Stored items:
•••••

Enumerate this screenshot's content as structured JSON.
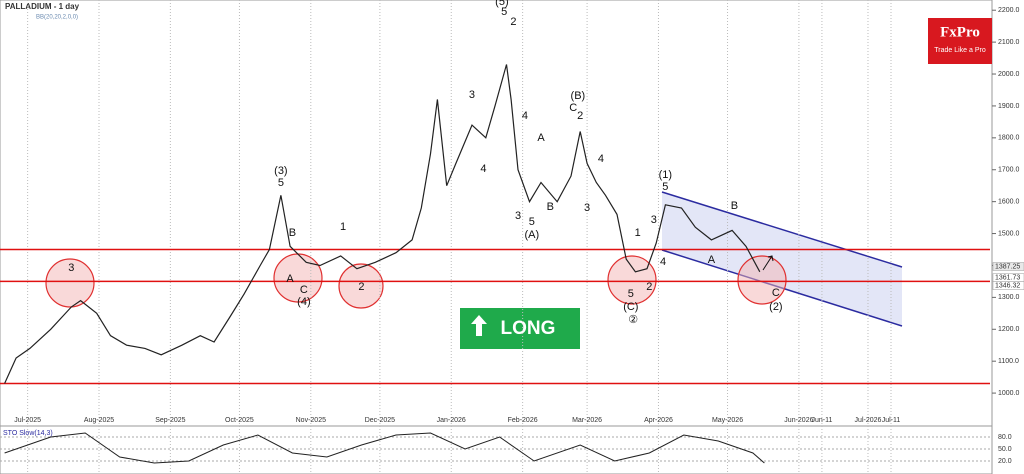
{
  "chart_data": {
    "type": "line",
    "title": "PALLADIUM - 1 day",
    "subtitle": "BB(20,20,2,0,0)",
    "x": [
      -10,
      -5,
      1,
      10,
      19,
      23,
      30,
      36,
      43,
      51,
      58,
      67,
      75,
      81,
      88,
      94,
      101,
      105,
      110,
      114,
      121,
      127,
      136,
      143,
      151,
      160,
      167,
      171,
      175,
      178,
      182,
      186,
      193,
      199,
      203,
      208,
      210,
      213,
      218,
      223,
      230,
      236,
      240,
      243,
      247,
      251,
      256,
      260,
      264,
      269,
      273,
      277,
      284,
      290,
      297,
      306,
      312,
      318
    ],
    "values": [
      1030,
      1110,
      1140,
      1200,
      1270,
      1290,
      1250,
      1180,
      1150,
      1140,
      1120,
      1150,
      1180,
      1160,
      1240,
      1310,
      1400,
      1450,
      1620,
      1460,
      1410,
      1400,
      1430,
      1390,
      1410,
      1440,
      1480,
      1580,
      1750,
      1920,
      1650,
      1720,
      1840,
      1800,
      1900,
      2030,
      1920,
      1700,
      1600,
      1660,
      1600,
      1680,
      1820,
      1720,
      1660,
      1620,
      1560,
      1420,
      1380,
      1390,
      1470,
      1590,
      1580,
      1520,
      1480,
      1510,
      1460,
      1380
    ],
    "color": "#222222",
    "xlim": [
      -12,
      418
    ],
    "ylim": [
      900,
      2232
    ],
    "xticks": [
      {
        "value": 0,
        "label": "Jul-2025"
      },
      {
        "value": 31,
        "label": "Aug-2025"
      },
      {
        "value": 62,
        "label": "Sep-2025"
      },
      {
        "value": 92,
        "label": "Oct-2025"
      },
      {
        "value": 123,
        "label": "Nov-2025"
      },
      {
        "value": 153,
        "label": "Dec-2025"
      },
      {
        "value": 184,
        "label": "Jan-2026"
      },
      {
        "value": 215,
        "label": "Feb-2026"
      },
      {
        "value": 243,
        "label": "Mar-2026"
      },
      {
        "value": 274,
        "label": "Apr-2026"
      },
      {
        "value": 304,
        "label": "May-2026"
      },
      {
        "value": 335,
        "label": "Jun-2026"
      },
      {
        "value": 345,
        "label": "Jun-11"
      },
      {
        "value": 365,
        "label": "Jul-2026"
      },
      {
        "value": 375,
        "label": "Jul-11"
      }
    ],
    "yticks": [
      {
        "value": 1000,
        "label": "1000.0"
      },
      {
        "value": 1100,
        "label": "1100.0"
      },
      {
        "value": 1200,
        "label": "1200.0"
      },
      {
        "value": 1300,
        "label": "1300.0"
      },
      {
        "value": 1400,
        "label": "1400.0"
      },
      {
        "value": 1500,
        "label": "1500.0"
      },
      {
        "value": 1600,
        "label": "1600.0"
      },
      {
        "value": 1700,
        "label": "1700.0"
      },
      {
        "value": 1800,
        "label": "1800.0"
      },
      {
        "value": 1900,
        "label": "1900.0"
      },
      {
        "value": 2000,
        "label": "2000.0"
      },
      {
        "value": 2100,
        "label": "2100.0"
      },
      {
        "value": 2200,
        "label": "2200.0"
      }
    ],
    "price_labels": [
      1387.25,
      1361.73,
      1346.32
    ],
    "hlines": [
      1450,
      1350,
      1030
    ],
    "annotations": [
      {
        "text": "3",
        "x": 19,
        "y": 1392
      },
      {
        "text": "(3)",
        "x": 110,
        "y": 1696
      },
      {
        "text": "5",
        "x": 110,
        "y": 1658
      },
      {
        "text": "B",
        "x": 115,
        "y": 1502
      },
      {
        "text": "A",
        "x": 114,
        "y": 1357
      },
      {
        "text": "C",
        "x": 120,
        "y": 1323
      },
      {
        "text": "(4)",
        "x": 120,
        "y": 1285
      },
      {
        "text": "1",
        "x": 137,
        "y": 1520
      },
      {
        "text": "2",
        "x": 145,
        "y": 1332
      },
      {
        "text": "3",
        "x": 193,
        "y": 1934
      },
      {
        "text": "4",
        "x": 198,
        "y": 1702
      },
      {
        "text": "(5)",
        "x": 206,
        "y": 2226
      },
      {
        "text": "5",
        "x": 207,
        "y": 2194
      },
      {
        "text": "2",
        "x": 211,
        "y": 2163
      },
      {
        "text": "4",
        "x": 216,
        "y": 1868
      },
      {
        "text": "A",
        "x": 223,
        "y": 1799
      },
      {
        "text": "3",
        "x": 213,
        "y": 1555
      },
      {
        "text": "5",
        "x": 219,
        "y": 1536
      },
      {
        "text": "(A)",
        "x": 219,
        "y": 1495
      },
      {
        "text": "B",
        "x": 227,
        "y": 1583
      },
      {
        "text": "(B)",
        "x": 239,
        "y": 1931
      },
      {
        "text": "C",
        "x": 237,
        "y": 1893
      },
      {
        "text": "2",
        "x": 240,
        "y": 1868
      },
      {
        "text": "4",
        "x": 249,
        "y": 1734
      },
      {
        "text": "3",
        "x": 243,
        "y": 1580
      },
      {
        "text": "1",
        "x": 265,
        "y": 1502
      },
      {
        "text": "3",
        "x": 272,
        "y": 1542
      },
      {
        "text": "4",
        "x": 276,
        "y": 1411
      },
      {
        "text": "5",
        "x": 262,
        "y": 1310
      },
      {
        "text": "2",
        "x": 270,
        "y": 1332
      },
      {
        "text": "(C)",
        "x": 262,
        "y": 1270
      },
      {
        "text": "②",
        "x": 263,
        "y": 1229
      },
      {
        "text": "(1)",
        "x": 277,
        "y": 1683
      },
      {
        "text": "5",
        "x": 277,
        "y": 1646
      },
      {
        "text": "A",
        "x": 297,
        "y": 1417
      },
      {
        "text": "B",
        "x": 307,
        "y": 1586
      },
      {
        "text": "C",
        "x": 325,
        "y": 1314
      },
      {
        "text": "(2)",
        "x": 325,
        "y": 1270
      }
    ],
    "stochastic": {
      "title": "STO Slow(14,3)",
      "x": [
        -10,
        10,
        25,
        40,
        55,
        70,
        85,
        100,
        115,
        130,
        145,
        160,
        175,
        190,
        205,
        220,
        240,
        255,
        270,
        285,
        300,
        315,
        320
      ],
      "values": [
        40,
        80,
        90,
        30,
        15,
        20,
        60,
        85,
        40,
        30,
        60,
        85,
        90,
        50,
        80,
        20,
        60,
        20,
        40,
        85,
        70,
        40,
        15
      ],
      "ylim": [
        0,
        100
      ],
      "yticks": [
        {
          "value": 80,
          "label": "80.0"
        },
        {
          "value": 50,
          "label": "50.0"
        },
        {
          "value": 20,
          "label": "20.0"
        }
      ]
    }
  },
  "logo": {
    "name": "FxPro",
    "tagline": "Trade Like a Pro"
  },
  "signal": "LONG"
}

•••••

The records above must be transcribed exactly. Pictures are left out of the copy.

• [Expected output]:
Enumerate this screenshot's content as structured JSON.
{
  "chart_data": {
    "type": "line",
    "title": "PALLADIUM - 1 day",
    "subtitle": "BB(20,20,2,0,0)",
    "x": [
      -10,
      -5,
      1,
      10,
      19,
      23,
      30,
      36,
      43,
      51,
      58,
      67,
      75,
      81,
      88,
      94,
      101,
      105,
      110,
      114,
      121,
      127,
      136,
      143,
      151,
      160,
      167,
      171,
      175,
      178,
      182,
      186,
      193,
      199,
      203,
      208,
      210,
      213,
      218,
      223,
      230,
      236,
      240,
      243,
      247,
      251,
      256,
      260,
      264,
      269,
      273,
      277,
      284,
      290,
      297,
      306,
      312,
      318
    ],
    "values": [
      1030,
      1110,
      1140,
      1200,
      1270,
      1290,
      1250,
      1180,
      1150,
      1140,
      1120,
      1150,
      1180,
      1160,
      1240,
      1310,
      1400,
      1450,
      1620,
      1460,
      1410,
      1400,
      1430,
      1390,
      1410,
      1440,
      1480,
      1580,
      1750,
      1920,
      1650,
      1720,
      1840,
      1800,
      1900,
      2030,
      1920,
      1700,
      1600,
      1660,
      1600,
      1680,
      1820,
      1720,
      1660,
      1620,
      1560,
      1420,
      1380,
      1390,
      1470,
      1590,
      1580,
      1520,
      1480,
      1510,
      1460,
      1380
    ],
    "color": "#222222",
    "xlim": [
      -12,
      418
    ],
    "ylim": [
      900,
      2232
    ],
    "xticks": [
      {
        "value": 0,
        "label": "Jul-2025"
      },
      {
        "value": 31,
        "label": "Aug-2025"
      },
      {
        "value": 62,
        "label": "Sep-2025"
      },
      {
        "value": 92,
        "label": "Oct-2025"
      },
      {
        "value": 123,
        "label": "Nov-2025"
      },
      {
        "value": 153,
        "label": "Dec-2025"
      },
      {
        "value": 184,
        "label": "Jan-2026"
      },
      {
        "value": 215,
        "label": "Feb-2026"
      },
      {
        "value": 243,
        "label": "Mar-2026"
      },
      {
        "value": 274,
        "label": "Apr-2026"
      },
      {
        "value": 304,
        "label": "May-2026"
      },
      {
        "value": 335,
        "label": "Jun-2026"
      },
      {
        "value": 345,
        "label": "Jun-11"
      },
      {
        "value": 365,
        "label": "Jul-2026"
      },
      {
        "value": 375,
        "label": "Jul-11"
      }
    ],
    "yticks": [
      {
        "value": 1000,
        "label": "1000.0"
      },
      {
        "value": 1100,
        "label": "1100.0"
      },
      {
        "value": 1200,
        "label": "1200.0"
      },
      {
        "value": 1300,
        "label": "1300.0"
      },
      {
        "value": 1400,
        "label": "1400.0"
      },
      {
        "value": 1500,
        "label": "1500.0"
      },
      {
        "value": 1600,
        "label": "1600.0"
      },
      {
        "value": 1700,
        "label": "1700.0"
      },
      {
        "value": 1800,
        "label": "1800.0"
      },
      {
        "value": 1900,
        "label": "1900.0"
      },
      {
        "value": 2000,
        "label": "2000.0"
      },
      {
        "value": 2100,
        "label": "2100.0"
      },
      {
        "value": 2200,
        "label": "2200.0"
      }
    ],
    "price_labels": [
      1387.25,
      1361.73,
      1346.32
    ],
    "hlines": [
      1450,
      1350,
      1030
    ],
    "annotations": [
      {
        "text": "3",
        "x": 19,
        "y": 1392
      },
      {
        "text": "(3)",
        "x": 110,
        "y": 1696
      },
      {
        "text": "5",
        "x": 110,
        "y": 1658
      },
      {
        "text": "B",
        "x": 115,
        "y": 1502
      },
      {
        "text": "A",
        "x": 114,
        "y": 1357
      },
      {
        "text": "C",
        "x": 120,
        "y": 1323
      },
      {
        "text": "(4)",
        "x": 120,
        "y": 1285
      },
      {
        "text": "1",
        "x": 137,
        "y": 1520
      },
      {
        "text": "2",
        "x": 145,
        "y": 1332
      },
      {
        "text": "3",
        "x": 193,
        "y": 1934
      },
      {
        "text": "4",
        "x": 198,
        "y": 1702
      },
      {
        "text": "(5)",
        "x": 206,
        "y": 2226
      },
      {
        "text": "5",
        "x": 207,
        "y": 2194
      },
      {
        "text": "2",
        "x": 211,
        "y": 2163
      },
      {
        "text": "4",
        "x": 216,
        "y": 1868
      },
      {
        "text": "A",
        "x": 223,
        "y": 1799
      },
      {
        "text": "3",
        "x": 213,
        "y": 1555
      },
      {
        "text": "5",
        "x": 219,
        "y": 1536
      },
      {
        "text": "(A)",
        "x": 219,
        "y": 1495
      },
      {
        "text": "B",
        "x": 227,
        "y": 1583
      },
      {
        "text": "(B)",
        "x": 239,
        "y": 1931
      },
      {
        "text": "C",
        "x": 237,
        "y": 1893
      },
      {
        "text": "2",
        "x": 240,
        "y": 1868
      },
      {
        "text": "4",
        "x": 249,
        "y": 1734
      },
      {
        "text": "3",
        "x": 243,
        "y": 1580
      },
      {
        "text": "1",
        "x": 265,
        "y": 1502
      },
      {
        "text": "3",
        "x": 272,
        "y": 1542
      },
      {
        "text": "4",
        "x": 276,
        "y": 1411
      },
      {
        "text": "5",
        "x": 262,
        "y": 1310
      },
      {
        "text": "2",
        "x": 270,
        "y": 1332
      },
      {
        "text": "(C)",
        "x": 262,
        "y": 1270
      },
      {
        "text": "②",
        "x": 263,
        "y": 1229
      },
      {
        "text": "(1)",
        "x": 277,
        "y": 1683
      },
      {
        "text": "5",
        "x": 277,
        "y": 1646
      },
      {
        "text": "A",
        "x": 297,
        "y": 1417
      },
      {
        "text": "B",
        "x": 307,
        "y": 1586
      },
      {
        "text": "C",
        "x": 325,
        "y": 1314
      },
      {
        "text": "(2)",
        "x": 325,
        "y": 1270
      }
    ],
    "stochastic": {
      "title": "STO Slow(14,3)",
      "x": [
        -10,
        10,
        25,
        40,
        55,
        70,
        85,
        100,
        115,
        130,
        145,
        160,
        175,
        190,
        205,
        220,
        240,
        255,
        270,
        285,
        300,
        315,
        320
      ],
      "values": [
        40,
        80,
        90,
        30,
        15,
        20,
        60,
        85,
        40,
        30,
        60,
        85,
        90,
        50,
        80,
        20,
        60,
        20,
        40,
        85,
        70,
        40,
        15
      ],
      "ylim": [
        0,
        100
      ],
      "yticks": [
        {
          "value": 80,
          "label": "80.0"
        },
        {
          "value": 50,
          "label": "50.0"
        },
        {
          "value": 20,
          "label": "20.0"
        }
      ]
    }
  },
  "logo": {
    "name": "FxPro",
    "tagline": "Trade Like a Pro"
  },
  "signal": "LONG"
}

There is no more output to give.